Your goal.
Collect all the lines that mention the word "With".

○ ○ ○ ○ ○ ○ ○

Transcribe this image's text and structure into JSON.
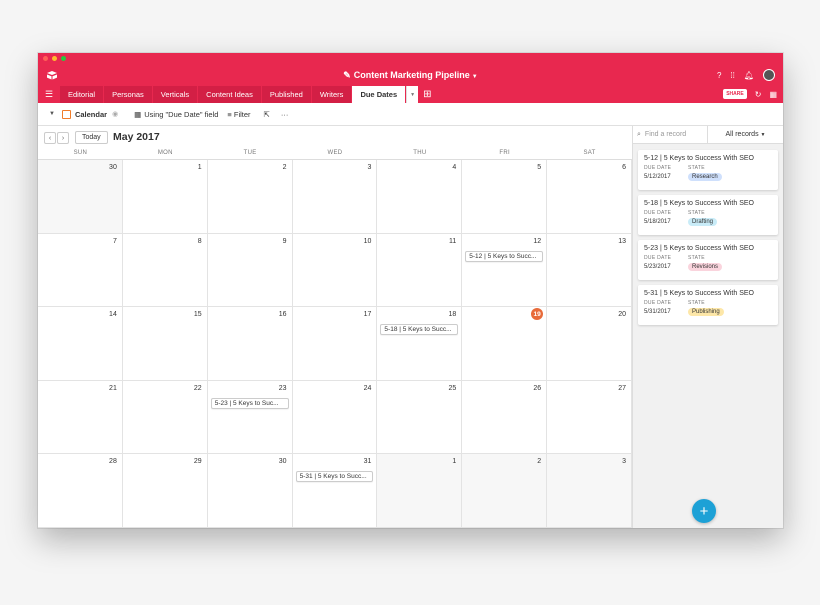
{
  "base": {
    "title": "Content Marketing Pipeline"
  },
  "tabs": [
    {
      "label": "Editorial"
    },
    {
      "label": "Personas"
    },
    {
      "label": "Verticals"
    },
    {
      "label": "Content Ideas"
    },
    {
      "label": "Published"
    },
    {
      "label": "Writers"
    },
    {
      "label": "Due Dates",
      "active": true
    }
  ],
  "share_label": "SHARE",
  "view": {
    "name": "Calendar",
    "using_label": "Using \"Due Date\" field",
    "filter_label": "Filter"
  },
  "calendar": {
    "today_label": "Today",
    "month_label": "May 2017",
    "weekdays": [
      "SUN",
      "MON",
      "TUE",
      "WED",
      "THU",
      "FRI",
      "SAT"
    ],
    "days": [
      {
        "n": "30",
        "other": true
      },
      {
        "n": "1"
      },
      {
        "n": "2"
      },
      {
        "n": "3"
      },
      {
        "n": "4"
      },
      {
        "n": "5"
      },
      {
        "n": "6"
      },
      {
        "n": "7"
      },
      {
        "n": "8"
      },
      {
        "n": "9"
      },
      {
        "n": "10"
      },
      {
        "n": "11"
      },
      {
        "n": "12",
        "event": "5-12 | 5 Keys to Succ..."
      },
      {
        "n": "13"
      },
      {
        "n": "14"
      },
      {
        "n": "15"
      },
      {
        "n": "16"
      },
      {
        "n": "17"
      },
      {
        "n": "18",
        "event": "5-18 | 5 Keys to Succ..."
      },
      {
        "n": "19",
        "today": true
      },
      {
        "n": "20"
      },
      {
        "n": "21"
      },
      {
        "n": "22"
      },
      {
        "n": "23",
        "event": "5-23 | 5 Keys to Suc..."
      },
      {
        "n": "24"
      },
      {
        "n": "25"
      },
      {
        "n": "26"
      },
      {
        "n": "27"
      },
      {
        "n": "28"
      },
      {
        "n": "29"
      },
      {
        "n": "30"
      },
      {
        "n": "31",
        "event": "5-31 | 5 Keys to Succ..."
      },
      {
        "n": "1",
        "other": true
      },
      {
        "n": "2",
        "other": true
      },
      {
        "n": "3",
        "other": true
      }
    ]
  },
  "sidebar": {
    "search_placeholder": "Find a record",
    "filter_label": "All records",
    "labels": {
      "due": "DUE DATE",
      "state": "STATE"
    },
    "records": [
      {
        "title": "5-12 | 5 Keys to Success With SEO",
        "due": "5/12/2017",
        "state": "Research",
        "color": "#cfe0fc"
      },
      {
        "title": "5-18 | 5 Keys to Success With SEO",
        "due": "5/18/2017",
        "state": "Drafting",
        "color": "#c9ecf8"
      },
      {
        "title": "5-23 | 5 Keys to Success With SEO",
        "due": "5/23/2017",
        "state": "Revisions",
        "color": "#fad4dd"
      },
      {
        "title": "5-31 | 5 Keys to Success With SEO",
        "due": "5/31/2017",
        "state": "Publishing",
        "color": "#fde7a8"
      }
    ]
  }
}
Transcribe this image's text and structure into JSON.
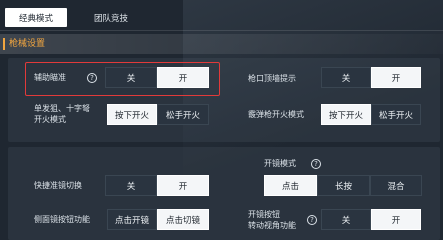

○ ○ ○ ○ ○ ○ ○

The output.
        "title": "5-12 | 5 Keys to Success With SEO",
        "title": "5-18 | 5 Keys to Success With SEO",
        "title": "5-23 | 5 Keys to Success With SEO",
        "title": "5-31 | 5 Keys to Success With SEO",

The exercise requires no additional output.